MATERIAL -
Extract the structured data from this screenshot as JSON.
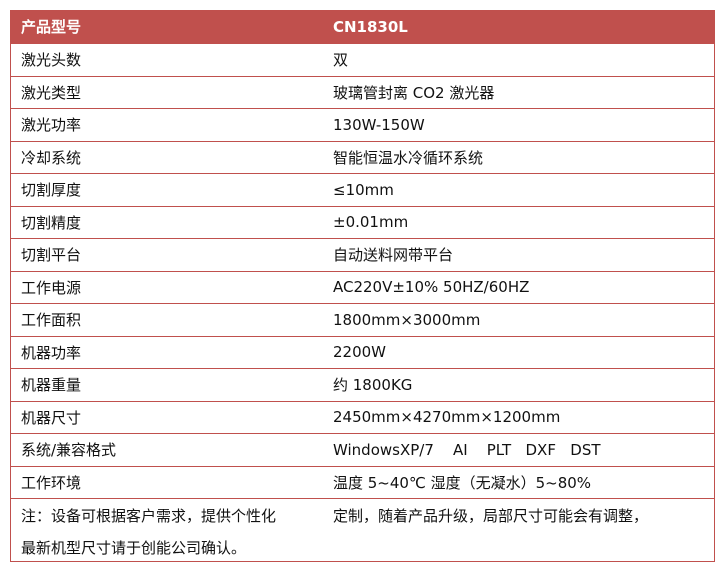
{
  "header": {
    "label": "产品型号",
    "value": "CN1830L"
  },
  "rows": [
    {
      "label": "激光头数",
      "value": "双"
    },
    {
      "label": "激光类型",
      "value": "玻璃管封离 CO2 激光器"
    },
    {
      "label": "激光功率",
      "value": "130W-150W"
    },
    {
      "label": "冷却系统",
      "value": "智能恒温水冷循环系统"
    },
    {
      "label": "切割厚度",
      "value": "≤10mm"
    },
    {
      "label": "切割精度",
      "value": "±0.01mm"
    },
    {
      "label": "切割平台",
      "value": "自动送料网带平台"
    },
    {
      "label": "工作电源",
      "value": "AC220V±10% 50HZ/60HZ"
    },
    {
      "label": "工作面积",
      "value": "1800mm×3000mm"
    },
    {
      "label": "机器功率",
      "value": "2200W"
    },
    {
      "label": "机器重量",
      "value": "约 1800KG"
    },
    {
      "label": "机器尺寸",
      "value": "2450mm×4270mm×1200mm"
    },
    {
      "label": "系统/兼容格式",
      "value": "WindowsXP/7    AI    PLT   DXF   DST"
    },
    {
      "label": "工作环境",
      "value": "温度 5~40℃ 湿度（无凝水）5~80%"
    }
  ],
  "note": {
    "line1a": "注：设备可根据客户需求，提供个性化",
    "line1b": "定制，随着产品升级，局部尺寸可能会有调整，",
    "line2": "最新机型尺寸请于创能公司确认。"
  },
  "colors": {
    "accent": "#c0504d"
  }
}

GOAL -
Images must not appear in the copy; reproduce everything else in the records verbatim.

THE SOLUTION -
Extract the structured data from this screenshot as JSON.
{
  "header": {
    "label": "产品型号",
    "value": "CN1830L"
  },
  "rows": [
    {
      "label": "激光头数",
      "value": "双"
    },
    {
      "label": "激光类型",
      "value": "玻璃管封离 CO2 激光器"
    },
    {
      "label": "激光功率",
      "value": "130W-150W"
    },
    {
      "label": "冷却系统",
      "value": "智能恒温水冷循环系统"
    },
    {
      "label": "切割厚度",
      "value": "≤10mm"
    },
    {
      "label": "切割精度",
      "value": "±0.01mm"
    },
    {
      "label": "切割平台",
      "value": "自动送料网带平台"
    },
    {
      "label": "工作电源",
      "value": "AC220V±10% 50HZ/60HZ"
    },
    {
      "label": "工作面积",
      "value": "1800mm×3000mm"
    },
    {
      "label": "机器功率",
      "value": "2200W"
    },
    {
      "label": "机器重量",
      "value": "约 1800KG"
    },
    {
      "label": "机器尺寸",
      "value": "2450mm×4270mm×1200mm"
    },
    {
      "label": "系统/兼容格式",
      "value": "WindowsXP/7    AI    PLT   DXF   DST"
    },
    {
      "label": "工作环境",
      "value": "温度 5~40℃ 湿度（无凝水）5~80%"
    }
  ],
  "note": {
    "line1a": "注：设备可根据客户需求，提供个性化",
    "line1b": "定制，随着产品升级，局部尺寸可能会有调整，",
    "line2": "最新机型尺寸请于创能公司确认。"
  },
  "colors": {
    "accent": "#c0504d"
  }
}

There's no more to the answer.